Lift out each line of the data that holds "стимулирующего".

■ Given data
········

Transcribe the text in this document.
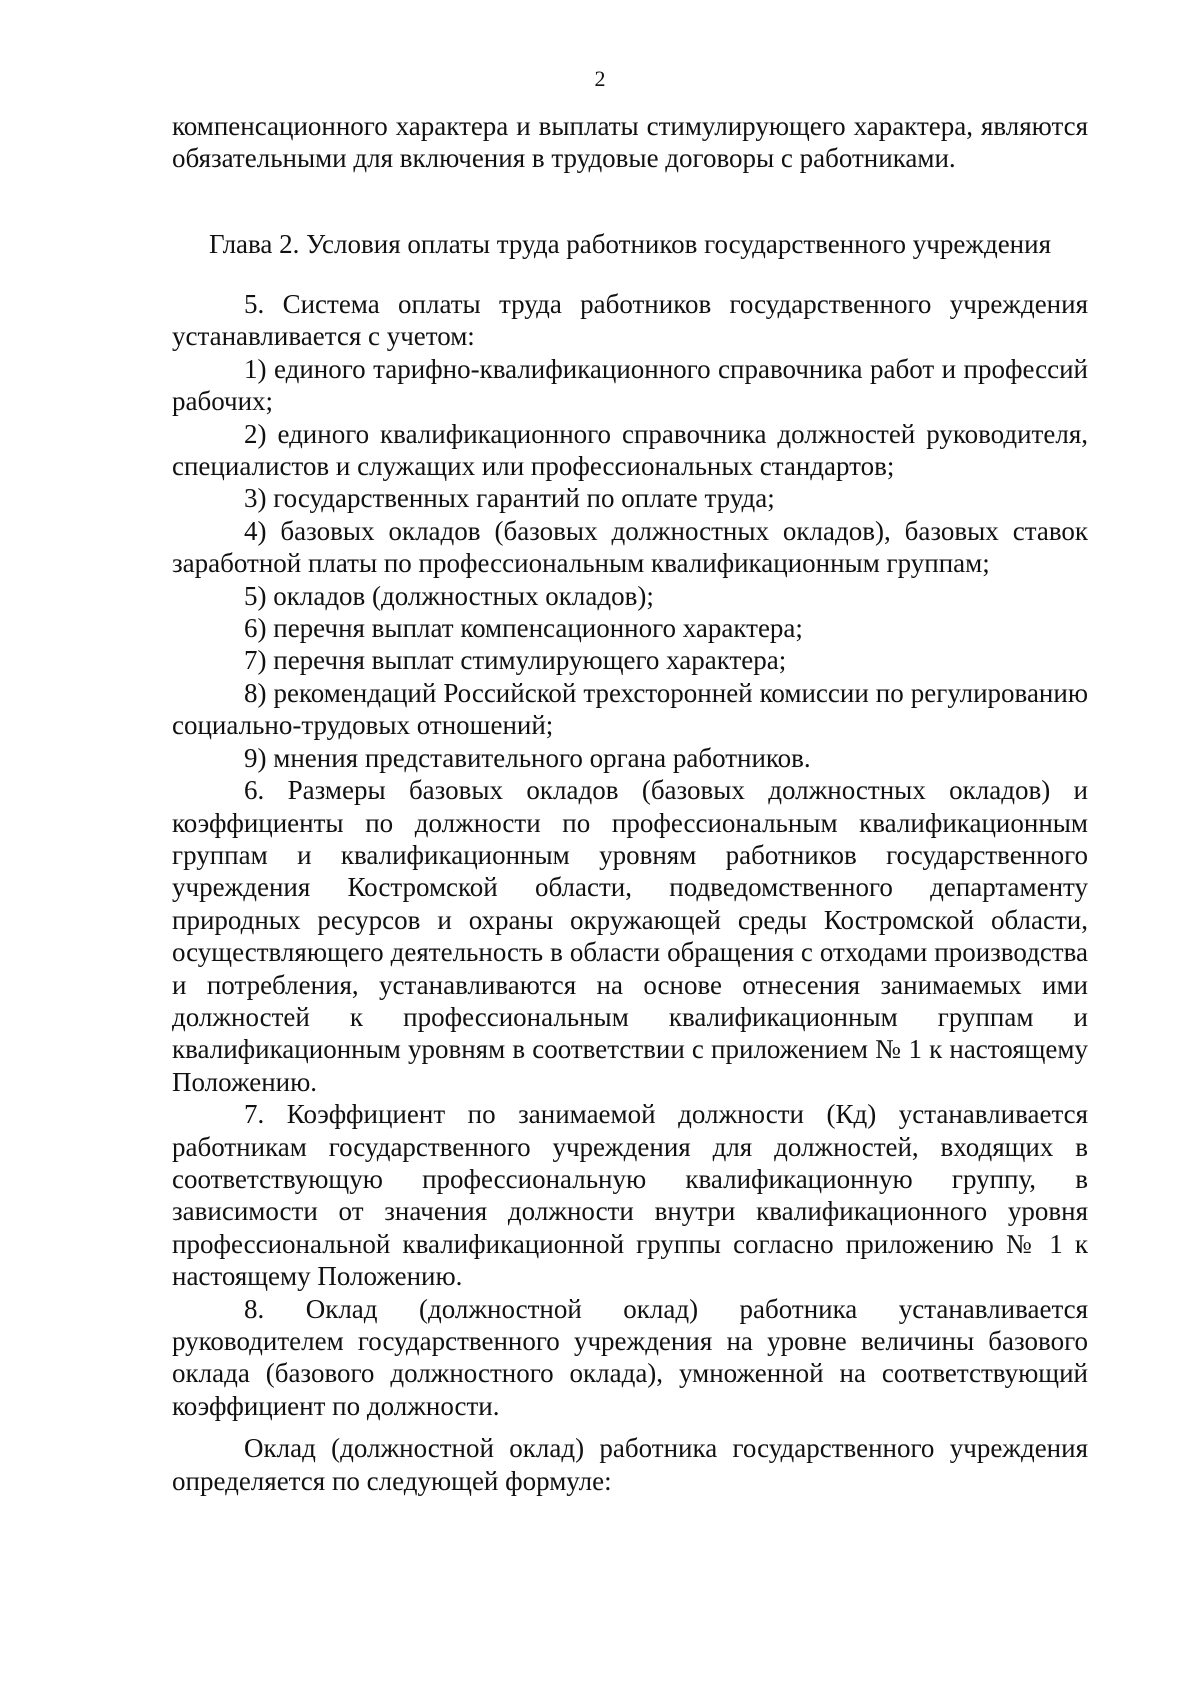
2

компенсационного характера и выплаты стимулирующего характера, являются обязательными для включения в трудовые договоры с работниками.

Глава 2. Условия оплаты труда работников государственного учреждения

5. Система оплаты труда работников государственного учреждения устанавливается с учетом:

1) единого тарифно-квалификационного справочника работ и профессий рабочих;

2) единого квалификационного справочника должностей руководителя, специалистов и служащих или профессиональных стандартов;

3) государственных гарантий по оплате труда;

4) базовых окладов (базовых должностных окладов), базовых ставок заработной платы по профессиональным квалификационным группам;

5) окладов (должностных окладов);

6) перечня выплат компенсационного характера;

7) перечня выплат стимулирующего характера;

8) рекомендаций Российской трехсторонней комиссии по регулированию социально-трудовых отношений;

9) мнения представительного органа работников.

6. Размеры базовых окладов (базовых должностных окладов) и коэффициенты по должности по профессиональным квалификационным группам и квалификационным уровням работников государственного учреждения Костромской области, подведомственного департаменту природных ресурсов и охраны окружающей среды Костромской области, осуществляющего деятельность в области обращения с отходами производства и потребления, устанавливаются на основе отнесения занимаемых ими должностей к профессиональным квалификационным группам и квалификационным уровням в соответствии с приложением № 1 к настоящему Положению.

7. Коэффициент по занимаемой должности (Кд) устанавливается работникам государственного учреждения для должностей, входящих в соответствующую профессиональную квалификационную группу, в зависимости от значения должности внутри квалификационного уровня профессиональной квалификационной группы согласно приложению № 1 к настоящему Положению.

8. Оклад (должностной оклад) работника устанавливается руководителем государственного учреждения на уровне величины базового оклада (базового должностного оклада), умноженной на соответствующий коэффициент по должности.

Оклад (должностной оклад) работника государственного учреждения определяется по следующей формуле:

········

■ Solution to this task
компенсационного характера и выплаты стимулирующего характера, являются обязательными для включения в трудовые договоры с работниками.
7) перечня выплат стимулирующего характера;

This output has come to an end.